INSTRUCCIONES Y REQUISITOS: Dispón todas las líneas de las entradas siguientes en una lista numerada, omitiendo las líneas en blanco.

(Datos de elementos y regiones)

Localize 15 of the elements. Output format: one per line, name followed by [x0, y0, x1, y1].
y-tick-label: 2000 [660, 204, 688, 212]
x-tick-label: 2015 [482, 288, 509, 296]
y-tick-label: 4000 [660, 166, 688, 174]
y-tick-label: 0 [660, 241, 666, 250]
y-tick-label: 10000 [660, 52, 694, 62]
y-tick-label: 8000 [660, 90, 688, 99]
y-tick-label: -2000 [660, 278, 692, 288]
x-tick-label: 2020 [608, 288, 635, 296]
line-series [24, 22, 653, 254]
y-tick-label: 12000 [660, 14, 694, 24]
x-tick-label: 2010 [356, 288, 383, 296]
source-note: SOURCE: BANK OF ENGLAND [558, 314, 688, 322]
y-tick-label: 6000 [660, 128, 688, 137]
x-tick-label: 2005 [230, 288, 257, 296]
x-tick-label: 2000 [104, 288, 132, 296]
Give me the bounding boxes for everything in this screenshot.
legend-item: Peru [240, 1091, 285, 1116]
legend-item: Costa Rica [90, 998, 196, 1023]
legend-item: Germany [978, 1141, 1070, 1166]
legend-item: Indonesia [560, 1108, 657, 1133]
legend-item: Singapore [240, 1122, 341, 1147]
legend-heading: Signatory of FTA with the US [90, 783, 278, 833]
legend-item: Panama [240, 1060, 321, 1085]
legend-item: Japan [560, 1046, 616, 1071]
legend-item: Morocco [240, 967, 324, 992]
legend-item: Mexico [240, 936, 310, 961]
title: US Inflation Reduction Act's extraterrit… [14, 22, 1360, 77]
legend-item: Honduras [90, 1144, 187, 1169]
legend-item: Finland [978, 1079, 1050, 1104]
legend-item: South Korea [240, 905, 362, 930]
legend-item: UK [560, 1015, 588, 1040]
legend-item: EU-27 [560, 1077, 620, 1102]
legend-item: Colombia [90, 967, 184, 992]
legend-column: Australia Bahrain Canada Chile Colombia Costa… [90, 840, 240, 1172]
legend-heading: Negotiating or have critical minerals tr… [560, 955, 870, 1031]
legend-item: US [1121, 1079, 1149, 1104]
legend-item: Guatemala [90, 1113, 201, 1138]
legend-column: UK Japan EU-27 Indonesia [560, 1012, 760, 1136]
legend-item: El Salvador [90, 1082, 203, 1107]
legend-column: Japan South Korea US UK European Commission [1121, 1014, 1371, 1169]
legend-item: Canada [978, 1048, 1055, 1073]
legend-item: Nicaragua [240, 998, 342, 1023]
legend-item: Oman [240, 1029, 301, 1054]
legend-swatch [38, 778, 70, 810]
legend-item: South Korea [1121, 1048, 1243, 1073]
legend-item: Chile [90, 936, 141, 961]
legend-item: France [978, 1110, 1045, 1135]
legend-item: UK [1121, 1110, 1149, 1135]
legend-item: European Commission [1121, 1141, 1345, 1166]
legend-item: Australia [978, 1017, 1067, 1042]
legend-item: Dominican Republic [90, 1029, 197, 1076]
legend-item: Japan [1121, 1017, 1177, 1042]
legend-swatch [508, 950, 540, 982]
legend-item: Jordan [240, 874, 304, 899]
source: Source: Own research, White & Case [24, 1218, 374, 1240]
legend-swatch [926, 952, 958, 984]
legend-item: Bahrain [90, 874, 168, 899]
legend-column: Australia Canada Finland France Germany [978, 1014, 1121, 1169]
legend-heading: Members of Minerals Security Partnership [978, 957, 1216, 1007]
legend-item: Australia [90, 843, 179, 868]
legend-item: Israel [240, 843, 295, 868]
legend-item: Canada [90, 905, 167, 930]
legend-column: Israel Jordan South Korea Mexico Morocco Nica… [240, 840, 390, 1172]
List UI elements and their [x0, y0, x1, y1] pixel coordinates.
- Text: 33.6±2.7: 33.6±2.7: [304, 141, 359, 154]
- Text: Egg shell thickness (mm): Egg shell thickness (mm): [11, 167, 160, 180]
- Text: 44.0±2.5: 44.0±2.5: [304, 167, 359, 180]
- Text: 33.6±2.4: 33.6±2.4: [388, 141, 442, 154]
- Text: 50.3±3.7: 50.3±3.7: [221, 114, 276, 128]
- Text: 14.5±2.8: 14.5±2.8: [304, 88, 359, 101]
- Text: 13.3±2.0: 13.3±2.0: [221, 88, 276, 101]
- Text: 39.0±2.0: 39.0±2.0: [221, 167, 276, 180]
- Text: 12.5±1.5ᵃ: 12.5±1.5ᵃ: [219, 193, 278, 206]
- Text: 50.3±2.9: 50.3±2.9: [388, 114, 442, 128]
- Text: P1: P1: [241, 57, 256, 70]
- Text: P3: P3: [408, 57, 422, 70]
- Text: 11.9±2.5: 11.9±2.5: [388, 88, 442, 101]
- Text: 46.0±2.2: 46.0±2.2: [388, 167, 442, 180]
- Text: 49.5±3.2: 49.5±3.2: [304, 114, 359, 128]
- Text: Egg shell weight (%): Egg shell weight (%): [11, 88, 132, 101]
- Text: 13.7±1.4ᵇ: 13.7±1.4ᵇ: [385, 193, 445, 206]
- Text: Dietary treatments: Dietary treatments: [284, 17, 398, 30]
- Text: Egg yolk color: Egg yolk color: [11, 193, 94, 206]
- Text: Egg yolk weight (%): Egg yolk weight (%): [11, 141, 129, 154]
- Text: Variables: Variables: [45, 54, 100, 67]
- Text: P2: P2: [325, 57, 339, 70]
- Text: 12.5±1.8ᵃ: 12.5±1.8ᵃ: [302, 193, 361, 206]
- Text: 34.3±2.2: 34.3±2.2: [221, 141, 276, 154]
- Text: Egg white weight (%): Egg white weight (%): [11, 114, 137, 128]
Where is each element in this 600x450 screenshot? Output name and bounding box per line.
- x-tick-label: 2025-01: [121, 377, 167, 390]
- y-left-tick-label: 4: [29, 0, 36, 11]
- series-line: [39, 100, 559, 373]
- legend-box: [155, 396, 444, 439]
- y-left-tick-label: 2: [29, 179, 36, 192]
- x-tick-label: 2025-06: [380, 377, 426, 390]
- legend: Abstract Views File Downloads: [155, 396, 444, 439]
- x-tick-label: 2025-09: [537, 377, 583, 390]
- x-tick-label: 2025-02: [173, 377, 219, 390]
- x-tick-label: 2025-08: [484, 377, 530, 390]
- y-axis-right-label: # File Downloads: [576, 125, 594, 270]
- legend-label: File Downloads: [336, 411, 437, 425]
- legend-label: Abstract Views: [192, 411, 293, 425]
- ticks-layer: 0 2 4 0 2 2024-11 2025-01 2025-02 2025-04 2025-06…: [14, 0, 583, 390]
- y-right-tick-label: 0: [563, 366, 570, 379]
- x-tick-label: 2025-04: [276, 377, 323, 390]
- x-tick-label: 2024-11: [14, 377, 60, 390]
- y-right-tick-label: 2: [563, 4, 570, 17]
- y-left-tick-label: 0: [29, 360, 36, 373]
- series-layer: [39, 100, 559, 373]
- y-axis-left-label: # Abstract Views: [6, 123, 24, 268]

RESULTADO A CONTINUACIÓN:
1. Localize 15 of the elements. Output format: one per line, name followed by [x0, y0, x1, y1].
2. y-tick-label: 2000 [660, 204, 688, 212]
3. x-tick-label: 2015 [482, 288, 509, 296]
4. y-tick-label: 4000 [660, 166, 688, 174]
5. y-tick-label: 0 [660, 241, 666, 250]
6. y-tick-label: 10000 [660, 52, 694, 62]
7. y-tick-label: 8000 [660, 90, 688, 99]
8. y-tick-label: -2000 [660, 278, 692, 288]
9. x-tick-label: 2020 [608, 288, 635, 296]
10. line-series [24, 22, 653, 254]
11. y-tick-label: 12000 [660, 14, 694, 24]
12. x-tick-label: 2010 [356, 288, 383, 296]
13. source-note: SOURCE: BANK OF ENGLAND [558, 314, 688, 322]
14. y-tick-label: 6000 [660, 128, 688, 137]
15. x-tick-label: 2005 [230, 288, 257, 296]
16. x-tick-label: 2000 [104, 288, 132, 296]
17. Give me the bounding boxes for everything in this screenshot.
18. legend-item: Peru [240, 1091, 285, 1116]
19. legend-item: Costa Rica [90, 998, 196, 1023]
20. legend-item: Germany [978, 1141, 1070, 1166]
21. legend-item: Indonesia [560, 1108, 657, 1133]
22. legend-item: Singapore [240, 1122, 341, 1147]
23. legend-heading: Signatory of FTA with the US [90, 783, 278, 833]
24. legend-item: Panama [240, 1060, 321, 1085]
25. legend-item: Japan [560, 1046, 616, 1071]
26. legend-item: Morocco [240, 967, 324, 992]
27. legend-item: Mexico [240, 936, 310, 961]
28. title: US Inflation Reduction Act's extraterrit… [14, 22, 1360, 77]
29. legend-item: Honduras [90, 1144, 187, 1169]
30. legend-item: Finland [978, 1079, 1050, 1104]
31. legend-item: South Korea [240, 905, 362, 930]
32. legend-item: UK [560, 1015, 588, 1040]
33. legend-item: EU-27 [560, 1077, 620, 1102]
34. legend-item: Colombia [90, 967, 184, 992]
35. legend-column: Australia Bahrain Canada Chile Colombia Costa… [90, 840, 240, 1172]
36. legend-heading: Negotiating or have critical minerals tr… [560, 955, 870, 1031]
37. legend-item: US [1121, 1079, 1149, 1104]
38. legend-item: Guatemala [90, 1113, 201, 1138]
39. legend-column: UK Japan EU-27 Indonesia [560, 1012, 760, 1136]
40. legend-item: El Salvador [90, 1082, 203, 1107]
41. legend-column: Japan South Korea US UK European Commission [1121, 1014, 1371, 1169]
42. legend-item: Canada [978, 1048, 1055, 1073]
43. legend-item: Nicaragua [240, 998, 342, 1023]
44. legend-item: Oman [240, 1029, 301, 1054]
45. legend-swatch [38, 778, 70, 810]
46. legend-item: South Korea [1121, 1048, 1243, 1073]
47. legend-item: Chile [90, 936, 141, 961]
48. legend-item: France [978, 1110, 1045, 1135]
49. legend-item: UK [1121, 1110, 1149, 1135]
50. legend-item: European Commission [1121, 1141, 1345, 1166]
51. legend-item: Australia [978, 1017, 1067, 1042]
52. legend-item: Dominican Republic [90, 1029, 197, 1076]
53. legend-item: Japan [1121, 1017, 1177, 1042]
54. legend-swatch [508, 950, 540, 982]
55. legend-item: Jordan [240, 874, 304, 899]
56. source: Source: Own research, White & Case [24, 1218, 374, 1240]
57. legend-swatch [926, 952, 958, 984]
58. legend-item: Bahrain [90, 874, 168, 899]
59. legend-column: Australia Canada Finland France Germany [978, 1014, 1121, 1169]
60. legend-heading: Members of Minerals Security Partnership [978, 957, 1216, 1007]
61. legend-item: Australia [90, 843, 179, 868]
62. legend-item: Israel [240, 843, 295, 868]
63. legend-item: Canada [90, 905, 167, 930]
64. legend-column: Israel Jordan South Korea Mexico Morocco Nica… [240, 840, 390, 1172]
65. List UI elements and their [x0, y0, x1, y1] pixel coordinates.
66. - Text: 33.6±2.7: 33.6±2.7: [304, 141, 359, 154]
67. - Text: Egg shell thickness (mm): Egg shell thickness (mm): [11, 167, 160, 180]
68. - Text: 44.0±2.5: 44.0±2.5: [304, 167, 359, 180]
69. - Text: 33.6±2.4: 33.6±2.4: [388, 141, 442, 154]
70. - Text: 50.3±3.7: 50.3±3.7: [221, 114, 276, 128]
71. - Text: 14.5±2.8: 14.5±2.8: [304, 88, 359, 101]
72. - Text: 13.3±2.0: 13.3±2.0: [221, 88, 276, 101]
73. - Text: 39.0±2.0: 39.0±2.0: [221, 167, 276, 180]
74. - Text: 12.5±1.5ᵃ: 12.5±1.5ᵃ: [219, 193, 278, 206]
75. - Text: 50.3±2.9: 50.3±2.9: [388, 114, 442, 128]
76. - Text: P1: P1: [241, 57, 256, 70]
77. - Text: P3: P3: [408, 57, 422, 70]
78. - Text: 11.9±2.5: 11.9±2.5: [388, 88, 442, 101]
79. - Text: 46.0±2.2: 46.0±2.2: [388, 167, 442, 180]
80. - Text: 49.5±3.2: 49.5±3.2: [304, 114, 359, 128]
81. - Text: Egg shell weight (%): Egg shell weight (%): [11, 88, 132, 101]
82. - Text: 13.7±1.4ᵇ: 13.7±1.4ᵇ: [385, 193, 445, 206]
83. - Text: Dietary treatments: Dietary treatments: [284, 17, 398, 30]
84. - Text: Egg yolk color: Egg yolk color: [11, 193, 94, 206]
85. - Text: Egg yolk weight (%): Egg yolk weight (%): [11, 141, 129, 154]
86. - Text: Variables: Variables: [45, 54, 100, 67]
87. - Text: P2: P2: [325, 57, 339, 70]
88. - Text: 12.5±1.8ᵃ: 12.5±1.8ᵃ: [302, 193, 361, 206]
89. - Text: 34.3±2.2: 34.3±2.2: [221, 141, 276, 154]
90. - Text: Egg white weight (%): Egg white weight (%): [11, 114, 137, 128]
91. Where is each element in this 600x450 screenshot? Output name and bounding box per line.
92. - x-tick-label: 2025-01: [121, 377, 167, 390]
93. - y-left-tick-label: 4: [29, 0, 36, 11]
94. - series-line: [39, 100, 559, 373]
95. - legend-box: [155, 396, 444, 439]
96. - y-left-tick-label: 2: [29, 179, 36, 192]
97. - x-tick-label: 2025-06: [380, 377, 426, 390]
98. - legend: Abstract Views File Downloads: [155, 396, 444, 439]
99. - x-tick-label: 2025-09: [537, 377, 583, 390]
100. - x-tick-label: 2025-02: [173, 377, 219, 390]
101. - x-tick-label: 2025-08: [484, 377, 530, 390]
102. - y-axis-right-label: # File Downloads: [576, 125, 594, 270]
103. - legend-label: File Downloads: [336, 411, 437, 425]
104. - legend-label: Abstract Views: [192, 411, 293, 425]
105. - ticks-layer: 0 2 4 0 2 2024-11 2025-01 2025-02 2025-04 2025-06…: [14, 0, 583, 390]
106. - y-right-tick-label: 0: [563, 366, 570, 379]
107. - x-tick-label: 2025-04: [276, 377, 323, 390]
108. - x-tick-label: 2024-11: [14, 377, 60, 390]
109. - y-right-tick-label: 2: [563, 4, 570, 17]
110. - y-left-tick-label: 0: [29, 360, 36, 373]
111. - series-layer: [39, 100, 559, 373]
112. - y-axis-left-label: # Abstract Views: [6, 123, 24, 268]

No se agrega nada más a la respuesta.